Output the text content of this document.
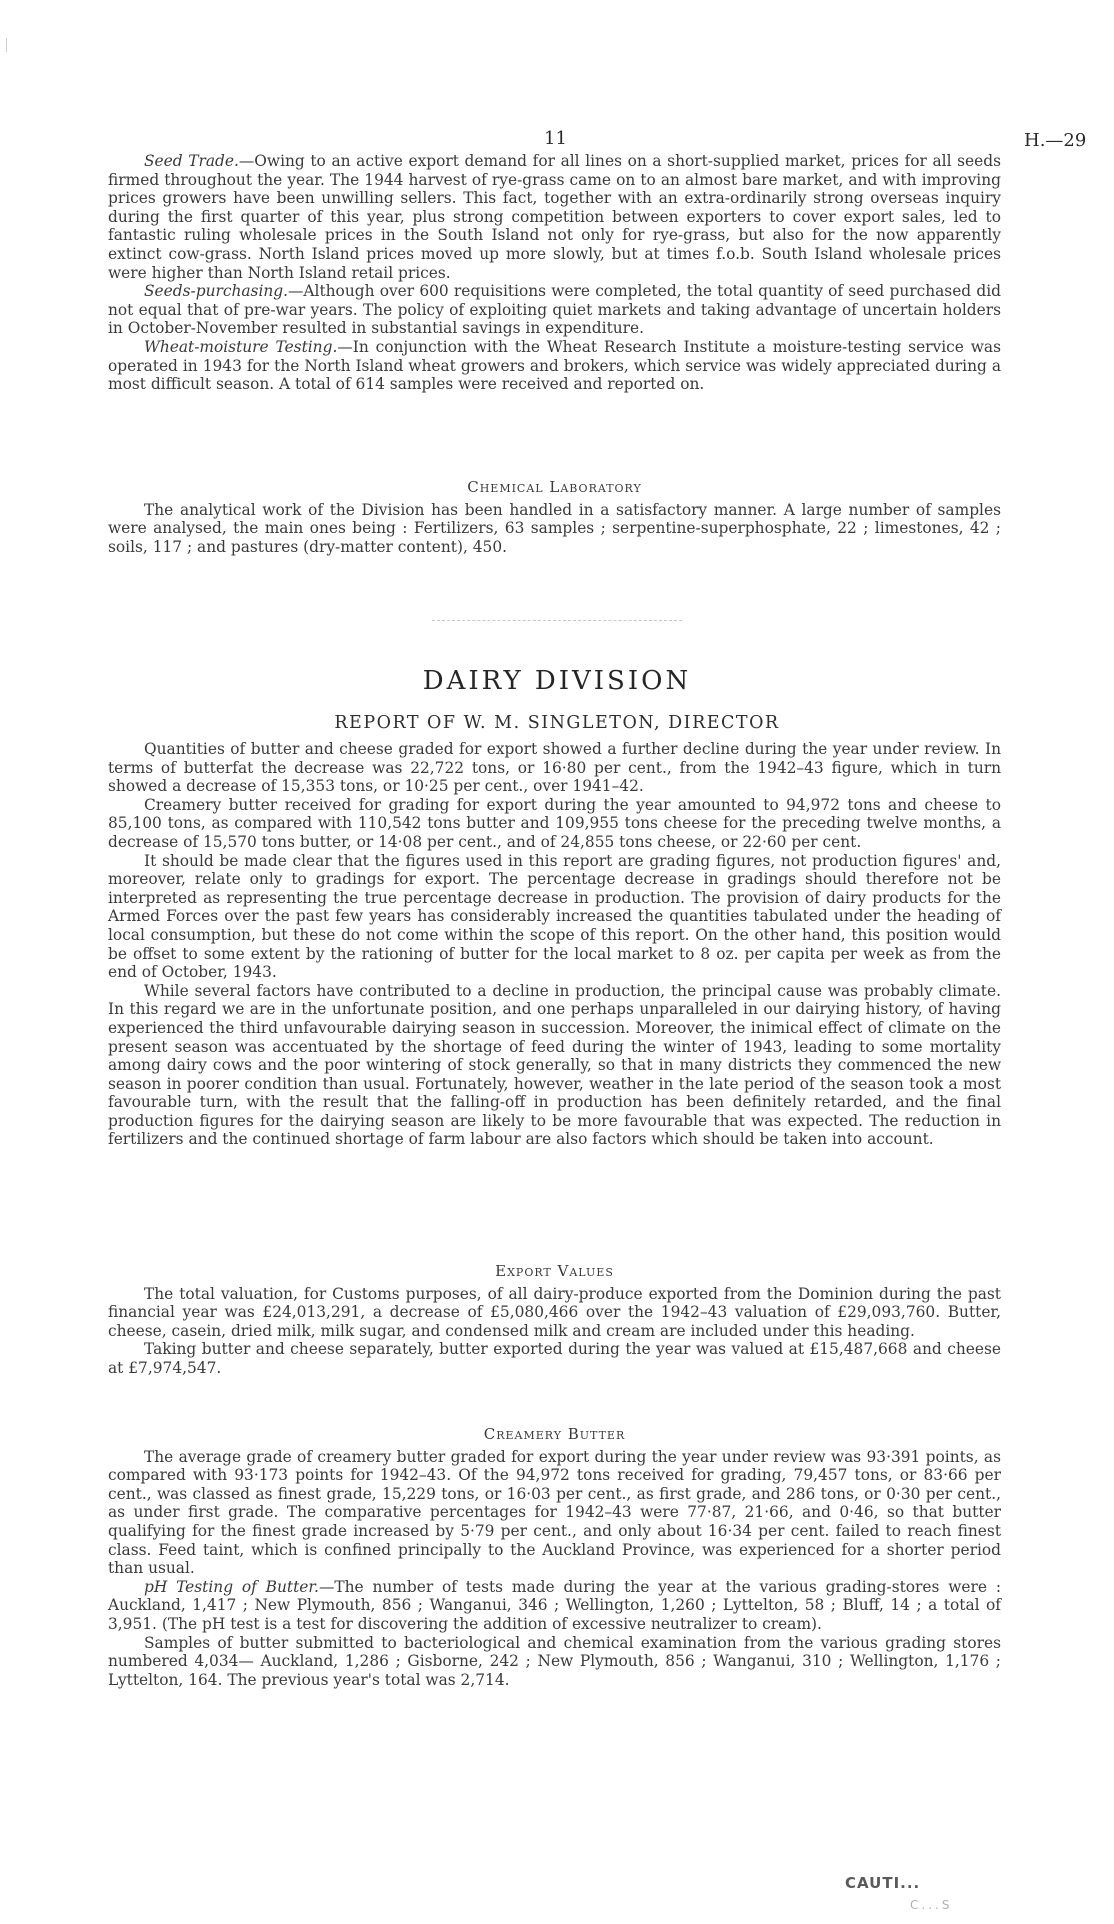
11	H.—29

Seed Trade.—Owing to an active export demand for all lines on a short-supplied market, prices for all seeds firmed throughout the year. The 1944 harvest of rye-grass came on to an almost bare market, and with improving prices growers have been unwilling sellers. This fact, together with an extra-ordinarily strong overseas inquiry during the first quarter of this year, plus strong competition between exporters to cover export sales, led to fantastic ruling wholesale prices in the South Island not only for rye-grass, but also for the now apparently extinct cow-grass. North Island prices moved up more slowly, but at times f.o.b. South Island wholesale prices were higher than North Island retail prices.

Seeds-purchasing.—Although over 600 requisitions were completed, the total quantity of seed purchased did not equal that of pre-war years. The policy of exploiting quiet markets and taking advantage of uncertain holders in October-November resulted in substantial savings in expenditure.

Wheat-moisture Testing.—In conjunction with the Wheat Research Institute a moisture-testing service was operated in 1943 for the North Island wheat growers and brokers, which service was widely appreciated during a most difficult season. A total of 614 samples were received and reported on.

Chemical Laboratory

The analytical work of the Division has been handled in a satisfactory manner. A large number of samples were analysed, the main ones being : Fertilizers, 63 samples ; serpentine-superphosphate, 22 ; limestones, 42 ; soils, 117 ; and pastures (dry-matter content), 450.

DAIRY DIVISION
REPORT OF W. M. SINGLETON, DIRECTOR

Quantities of butter and cheese graded for export showed a further decline during the year under review. In terms of butterfat the decrease was 22,722 tons, or 16·80 per cent., from the 1942–43 figure, which in turn showed a decrease of 15,353 tons, or 10·25 per cent., over 1941–42.

Creamery butter received for grading for export during the year amounted to 94,972 tons and cheese to 85,100 tons, as compared with 110,542 tons butter and 109,955 tons cheese for the preceding twelve months, a decrease of 15,570 tons butter, or 14·08 per cent., and of 24,855 tons cheese, or 22·60 per cent.

It should be made clear that the figures used in this report are grading figures, not production figures' and, moreover, relate only to gradings for export. The percentage decrease in gradings should therefore not be interpreted as representing the true percentage decrease in production. The provision of dairy products for the Armed Forces over the past few years has considerably increased the quantities tabulated under the heading of local consumption, but these do not come within the scope of this report. On the other hand, this position would be offset to some extent by the rationing of butter for the local market to 8 oz. per capita per week as from the end of October, 1943.

While several factors have contributed to a decline in production, the principal cause was probably climate. In this regard we are in the unfortunate position, and one perhaps unparalleled in our dairying history, of having experienced the third unfavourable dairying season in succession. Moreover, the inimical effect of climate on the present season was accentuated by the shortage of feed during the winter of 1943, leading to some mortality among dairy cows and the poor wintering of stock generally, so that in many districts they commenced the new season in poorer condition than usual. Fortunately, however, weather in the late period of the season took a most favourable turn, with the result that the falling-off in production has been definitely retarded, and the final production figures for the dairying season are likely to be more favourable that was expected. The reduction in fertilizers and the continued shortage of farm labour are also factors which should be taken into account.

Export Values

The total valuation, for Customs purposes, of all dairy-produce exported from the Dominion during the past financial year was £24,013,291, a decrease of £5,080,466 over the 1942–43 valuation of £29,093,760. Butter, cheese, casein, dried milk, milk sugar, and condensed milk and cream are included under this heading.

Taking butter and cheese separately, butter exported during the year was valued at £15,487,668 and cheese at £7,974,547.

Creamery Butter

The average grade of creamery butter graded for export during the year under review was 93·391 points, as compared with 93·173 points for 1942–43. Of the 94,972 tons received for grading, 79,457 tons, or 83·66 per cent., was classed as finest grade, 15,229 tons, or 16·03 per cent., as first grade, and 286 tons, or 0·30 per cent., as under first grade. The comparative percentages for 1942–43 were 77·87, 21·66, and 0·46, so that butter qualifying for the finest grade increased by 5·79 per cent., and only about 16·34 per cent. failed to reach finest class. Feed taint, which is confined principally to the Auckland Province, was experienced for a shorter period than usual.

pH Testing of Butter.—The number of tests made during the year at the various grading-stores were : Auckland, 1,417 ; New Plymouth, 856 ; Wanganui, 346 ; Wellington, 1,260 ; Lyttelton, 58 ; Bluff, 14 ; a total of 3,951. (The pH test is a test for discovering the addition of excessive neutralizer to cream).

Samples of butter submitted to bacteriological and chemical examination from the various grading stores numbered 4,034— Auckland, 1,286 ; Gisborne, 242 ; New Plymouth, 856 ; Wanganui, 310 ; Wellington, 1,176 ; Lyttelton, 164. The previous year's total was 2,714.

CAUTI...
C...S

....

Output every record verbatim, skipping images.

_Task solution_
Output the text content of this document.
11	H.—29

Seed Trade.—Owing to an active export demand for all lines on a short-supplied market, prices for all seeds firmed throughout the year. The 1944 harvest of rye-grass came on to an almost bare market, and with improving prices growers have been unwilling sellers. This fact, together with an extra-ordinarily strong overseas inquiry during the first quarter of this year, plus strong competition between exporters to cover export sales, led to fantastic ruling wholesale prices in the South Island not only for rye-grass, but also for the now apparently extinct cow-grass. North Island prices moved up more slowly, but at times f.o.b. South Island wholesale prices were higher than North Island retail prices.

Seeds-purchasing.—Although over 600 requisitions were completed, the total quantity of seed purchased did not equal that of pre-war years. The policy of exploiting quiet markets and taking advantage of uncertain holders in October-November resulted in substantial savings in expenditure.

Wheat-moisture Testing.—In conjunction with the Wheat Research Institute a moisture-testing service was operated in 1943 for the North Island wheat growers and brokers, which service was widely appreciated during a most difficult season. A total of 614 samples were received and reported on.

Chemical Laboratory

The analytical work of the Division has been handled in a satisfactory manner. A large number of samples were analysed, the main ones being : Fertilizers, 63 samples ; serpentine-superphosphate, 22 ; limestones, 42 ; soils, 117 ; and pastures (dry-matter content), 450.

DAIRY DIVISION
REPORT OF W. M. SINGLETON, DIRECTOR

Quantities of butter and cheese graded for export showed a further decline during the year under review. In terms of butterfat the decrease was 22,722 tons, or 16·80 per cent., from the 1942–43 figure, which in turn showed a decrease of 15,353 tons, or 10·25 per cent., over 1941–42.

Creamery butter received for grading for export during the year amounted to 94,972 tons and cheese to 85,100 tons, as compared with 110,542 tons butter and 109,955 tons cheese for the preceding twelve months, a decrease of 15,570 tons butter, or 14·08 per cent., and of 24,855 tons cheese, or 22·60 per cent.

It should be made clear that the figures used in this report are grading figures, not production figures' and, moreover, relate only to gradings for export. The percentage decrease in gradings should therefore not be interpreted as representing the true percentage decrease in production. The provision of dairy products for the Armed Forces over the past few years has considerably increased the quantities tabulated under the heading of local consumption, but these do not come within the scope of this report. On the other hand, this position would be offset to some extent by the rationing of butter for the local market to 8 oz. per capita per week as from the end of October, 1943.

While several factors have contributed to a decline in production, the principal cause was probably climate. In this regard we are in the unfortunate position, and one perhaps unparalleled in our dairying history, of having experienced the third unfavourable dairying season in succession. Moreover, the inimical effect of climate on the present season was accentuated by the shortage of feed during the winter of 1943, leading to some mortality among dairy cows and the poor wintering of stock generally, so that in many districts they commenced the new season in poorer condition than usual. Fortunately, however, weather in the late period of the season took a most favourable turn, with the result that the falling-off in production has been definitely retarded, and the final production figures for the dairying season are likely to be more favourable that was expected. The reduction in fertilizers and the continued shortage of farm labour are also factors which should be taken into account.

Export Values

The total valuation, for Customs purposes, of all dairy-produce exported from the Dominion during the past financial year was £24,013,291, a decrease of £5,080,466 over the 1942–43 valuation of £29,093,760. Butter, cheese, casein, dried milk, milk sugar, and condensed milk and cream are included under this heading.

Taking butter and cheese separately, butter exported during the year was valued at £15,487,668 and cheese at £7,974,547.

Creamery Butter

The average grade of creamery butter graded for export during the year under review was 93·391 points, as compared with 93·173 points for 1942–43. Of the 94,972 tons received for grading, 79,457 tons, or 83·66 per cent., was classed as finest grade, 15,229 tons, or 16·03 per cent., as first grade, and 286 tons, or 0·30 per cent., as under first grade. The comparative percentages for 1942–43 were 77·87, 21·66, and 0·46, so that butter qualifying for the finest grade increased by 5·79 per cent., and only about 16·34 per cent. failed to reach finest class. Feed taint, which is confined principally to the Auckland Province, was experienced for a shorter period than usual.

pH Testing of Butter.—The number of tests made during the year at the various grading-stores were : Auckland, 1,417 ; New Plymouth, 856 ; Wanganui, 346 ; Wellington, 1,260 ; Lyttelton, 58 ; Bluff, 14 ; a total of 3,951. (The pH test is a test for discovering the addition of excessive neutralizer to cream).

Samples of butter submitted to bacteriological and chemical examination from the various grading stores numbered 4,034— Auckland, 1,286 ; Gisborne, 242 ; New Plymouth, 856 ; Wanganui, 310 ; Wellington, 1,176 ; Lyttelton, 164. The previous year's total was 2,714.

CAUTI...
C...S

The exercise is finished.